**TASK PROMPT:**
Return each line that holds the word "печатью".

**RECORDS FOR PROCESSING:**
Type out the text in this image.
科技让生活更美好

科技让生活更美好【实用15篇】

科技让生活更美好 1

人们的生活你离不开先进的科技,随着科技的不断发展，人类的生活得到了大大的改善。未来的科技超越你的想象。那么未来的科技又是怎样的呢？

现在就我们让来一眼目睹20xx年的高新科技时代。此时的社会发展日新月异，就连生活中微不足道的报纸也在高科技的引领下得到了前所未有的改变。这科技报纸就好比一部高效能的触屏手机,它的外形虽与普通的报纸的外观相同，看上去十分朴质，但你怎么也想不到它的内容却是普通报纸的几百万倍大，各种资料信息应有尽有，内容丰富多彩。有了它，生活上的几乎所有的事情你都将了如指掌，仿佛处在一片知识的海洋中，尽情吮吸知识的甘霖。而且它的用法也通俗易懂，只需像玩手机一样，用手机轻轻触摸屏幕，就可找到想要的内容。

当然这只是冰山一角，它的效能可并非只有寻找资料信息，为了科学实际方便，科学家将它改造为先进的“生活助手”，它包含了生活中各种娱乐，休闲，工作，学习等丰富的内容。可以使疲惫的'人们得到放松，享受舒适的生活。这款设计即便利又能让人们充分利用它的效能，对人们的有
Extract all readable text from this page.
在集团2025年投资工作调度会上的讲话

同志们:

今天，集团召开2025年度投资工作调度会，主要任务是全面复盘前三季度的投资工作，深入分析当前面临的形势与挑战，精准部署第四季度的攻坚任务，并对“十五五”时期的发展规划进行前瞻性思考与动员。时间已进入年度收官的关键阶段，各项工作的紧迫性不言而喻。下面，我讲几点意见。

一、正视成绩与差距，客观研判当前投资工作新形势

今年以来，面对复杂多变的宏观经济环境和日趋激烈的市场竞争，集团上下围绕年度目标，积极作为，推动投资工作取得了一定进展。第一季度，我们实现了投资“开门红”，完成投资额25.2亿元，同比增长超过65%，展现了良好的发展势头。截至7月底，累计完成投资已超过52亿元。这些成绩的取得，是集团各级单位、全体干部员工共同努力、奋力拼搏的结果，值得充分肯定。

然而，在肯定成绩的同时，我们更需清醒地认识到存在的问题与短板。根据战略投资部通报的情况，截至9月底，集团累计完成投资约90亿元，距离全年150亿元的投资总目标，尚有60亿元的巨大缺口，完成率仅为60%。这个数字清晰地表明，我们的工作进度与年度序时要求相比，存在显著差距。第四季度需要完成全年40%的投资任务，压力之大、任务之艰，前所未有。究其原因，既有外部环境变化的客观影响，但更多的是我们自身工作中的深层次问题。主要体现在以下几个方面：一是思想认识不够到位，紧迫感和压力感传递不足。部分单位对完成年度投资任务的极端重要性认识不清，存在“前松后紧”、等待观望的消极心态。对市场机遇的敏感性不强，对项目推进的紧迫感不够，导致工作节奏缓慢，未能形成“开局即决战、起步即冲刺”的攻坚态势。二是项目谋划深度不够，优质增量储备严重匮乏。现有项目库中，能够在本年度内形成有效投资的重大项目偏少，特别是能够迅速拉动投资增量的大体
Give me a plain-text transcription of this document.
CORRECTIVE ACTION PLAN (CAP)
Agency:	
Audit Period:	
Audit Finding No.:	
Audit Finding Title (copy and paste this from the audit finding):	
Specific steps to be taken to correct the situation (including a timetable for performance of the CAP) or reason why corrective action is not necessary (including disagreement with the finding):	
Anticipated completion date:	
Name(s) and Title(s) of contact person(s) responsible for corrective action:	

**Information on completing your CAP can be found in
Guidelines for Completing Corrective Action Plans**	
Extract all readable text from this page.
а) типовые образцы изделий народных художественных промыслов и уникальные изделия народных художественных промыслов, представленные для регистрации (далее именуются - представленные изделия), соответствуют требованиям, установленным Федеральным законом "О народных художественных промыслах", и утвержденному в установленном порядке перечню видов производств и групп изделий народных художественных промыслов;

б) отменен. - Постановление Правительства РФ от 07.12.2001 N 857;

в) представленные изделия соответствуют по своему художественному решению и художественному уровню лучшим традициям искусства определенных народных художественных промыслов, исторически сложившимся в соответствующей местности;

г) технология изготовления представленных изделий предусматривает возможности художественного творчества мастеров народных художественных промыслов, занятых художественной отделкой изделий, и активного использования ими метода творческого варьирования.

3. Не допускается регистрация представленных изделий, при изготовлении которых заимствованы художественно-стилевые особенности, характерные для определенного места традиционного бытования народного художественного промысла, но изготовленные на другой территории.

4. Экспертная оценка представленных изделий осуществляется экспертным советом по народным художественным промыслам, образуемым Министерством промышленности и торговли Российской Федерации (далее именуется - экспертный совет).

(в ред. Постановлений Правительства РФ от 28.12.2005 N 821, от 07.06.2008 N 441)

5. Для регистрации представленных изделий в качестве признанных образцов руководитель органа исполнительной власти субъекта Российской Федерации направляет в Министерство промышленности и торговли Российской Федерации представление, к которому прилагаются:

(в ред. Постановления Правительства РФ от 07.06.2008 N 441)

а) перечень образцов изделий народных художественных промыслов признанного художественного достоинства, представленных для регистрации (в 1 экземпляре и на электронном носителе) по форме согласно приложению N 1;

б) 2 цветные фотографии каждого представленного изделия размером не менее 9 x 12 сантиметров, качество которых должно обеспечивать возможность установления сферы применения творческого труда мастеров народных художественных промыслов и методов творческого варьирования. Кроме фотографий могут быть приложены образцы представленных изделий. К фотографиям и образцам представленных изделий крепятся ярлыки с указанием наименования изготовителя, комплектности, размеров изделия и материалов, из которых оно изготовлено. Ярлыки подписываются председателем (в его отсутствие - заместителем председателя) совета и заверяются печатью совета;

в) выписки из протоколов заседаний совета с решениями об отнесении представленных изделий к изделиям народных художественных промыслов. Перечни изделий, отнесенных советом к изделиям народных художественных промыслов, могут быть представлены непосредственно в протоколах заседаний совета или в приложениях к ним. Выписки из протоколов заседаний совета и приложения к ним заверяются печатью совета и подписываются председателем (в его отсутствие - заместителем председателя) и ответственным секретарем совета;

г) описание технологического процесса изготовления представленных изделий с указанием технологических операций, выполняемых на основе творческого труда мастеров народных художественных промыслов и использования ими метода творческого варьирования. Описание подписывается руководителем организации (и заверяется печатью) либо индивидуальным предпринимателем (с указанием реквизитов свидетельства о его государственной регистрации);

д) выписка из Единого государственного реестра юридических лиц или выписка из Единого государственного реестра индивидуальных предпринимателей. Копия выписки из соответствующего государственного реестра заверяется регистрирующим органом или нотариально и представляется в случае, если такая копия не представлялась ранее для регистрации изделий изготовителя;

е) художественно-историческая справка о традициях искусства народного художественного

**OUTPUT BELOW:**
б) 2 цветные фотографии каждого представленного изделия размером не менее 9 x 12 сантиметров, качество которых должно обеспечивать возможность установления сферы применения творческого труда мастеров народных художественных промыслов и методов творческого варьирования. Кроме фотографий могут быть приложены образцы представленных изделий. К фотографиям и образцам представленных изделий крепятся ярлыки с указанием наименования изготовителя, комплектности, размеров изделия и материалов, из которых оно изготовлено. Ярлыки подписываются председателем (в его отсутствие - заместителем председателя) совета и заверяются печатью совета;
в) выписки из протоколов заседаний совета с решениями об отнесении представленных изделий к изделиям народных художественных промыслов. Перечни изделий, отнесенных советом к изделиям народных художественных промыслов, могут быть представлены непосредственно в протоколах заседаний совета или в приложениях к ним. Выписки из протоколов заседаний совета и приложения к ним заверяются печатью совета и подписываются председателем (в его отсутствие - заместителем председателя) и ответственным секретарем совета;
г) описание технологического процесса изготовления представленных изделий с указанием технологических операций, выполняемых на основе творческого труда мастеров народных художественных промыслов и использования ими метода творческого варьирования. Описание подписывается руководителем организации (и заверяется печатью) либо индивидуальным предпринимателем (с указанием реквизитов свидетельства о его государственной регистрации);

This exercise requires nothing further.